→ TASK DIRECTIONS:
Can you change every "vertex-marker" to "corner-marker" in the rows, starting with the line with "Find all labels, buttons, inputs, and" and going on through the line with "dimension-left-upper: 4. 63 [97,116,116,159]", and give those lines back with nothing else altered?

→ DATA FOR THIS EXERCISE:
····················
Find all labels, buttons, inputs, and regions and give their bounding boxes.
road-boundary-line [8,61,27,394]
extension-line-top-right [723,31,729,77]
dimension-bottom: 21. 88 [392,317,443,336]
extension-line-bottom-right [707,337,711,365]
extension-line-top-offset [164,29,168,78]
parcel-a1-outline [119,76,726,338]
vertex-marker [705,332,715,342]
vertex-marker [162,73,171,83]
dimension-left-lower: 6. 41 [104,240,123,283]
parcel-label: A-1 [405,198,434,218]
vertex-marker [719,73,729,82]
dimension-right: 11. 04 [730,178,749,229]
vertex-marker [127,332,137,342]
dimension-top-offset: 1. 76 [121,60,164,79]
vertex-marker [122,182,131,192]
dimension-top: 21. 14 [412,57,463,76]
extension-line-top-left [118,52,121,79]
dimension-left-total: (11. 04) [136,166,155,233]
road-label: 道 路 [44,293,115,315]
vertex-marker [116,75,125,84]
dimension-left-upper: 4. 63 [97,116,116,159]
····················
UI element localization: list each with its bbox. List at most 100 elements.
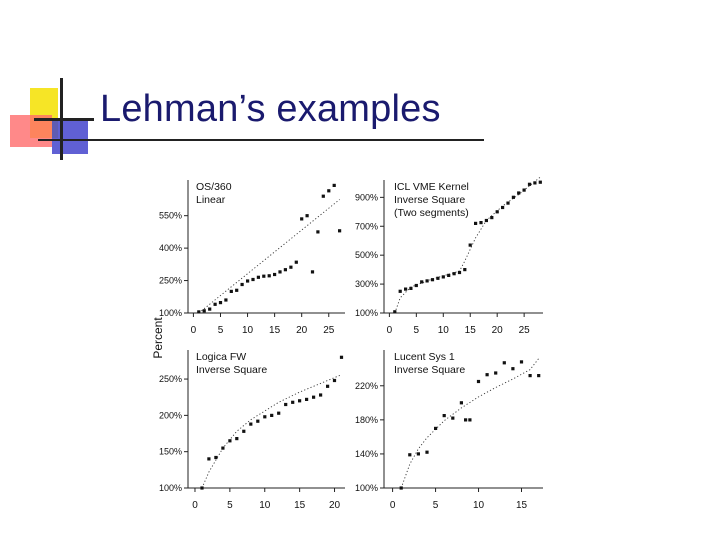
····················
→ SOLUTION TO THIS TASK:
Find all labels, buttons, inputs, and regions and give their bounding boxes.
road-boundary-line [8,61,27,394]
extension-line-top-right [723,31,729,77]
dimension-bottom: 21. 88 [392,317,443,336]
extension-line-bottom-right [707,337,711,365]
extension-line-top-offset [164,29,168,78]
parcel-a1-outline [119,76,726,338]
corner-marker [705,332,715,342]
corner-marker [162,73,171,83]
dimension-left-lower: 6. 41 [104,240,123,283]
parcel-label: A-1 [405,198,434,218]
corner-marker [719,73,729,82]
dimension-right: 11. 04 [730,178,749,229]
corner-marker [127,332,137,342]
dimension-top-offset: 1. 76 [121,60,164,79]
corner-marker [122,182,131,192]
dimension-top: 21. 14 [412,57,463,76]
extension-line-top-left [118,52,121,79]
dimension-left-total: (11. 04) [136,166,155,233]
road-label: 道 路 [44,293,115,315]
corner-marker [116,75,125,84]
dimension-left-upper: 4. 63 [97,116,116,159]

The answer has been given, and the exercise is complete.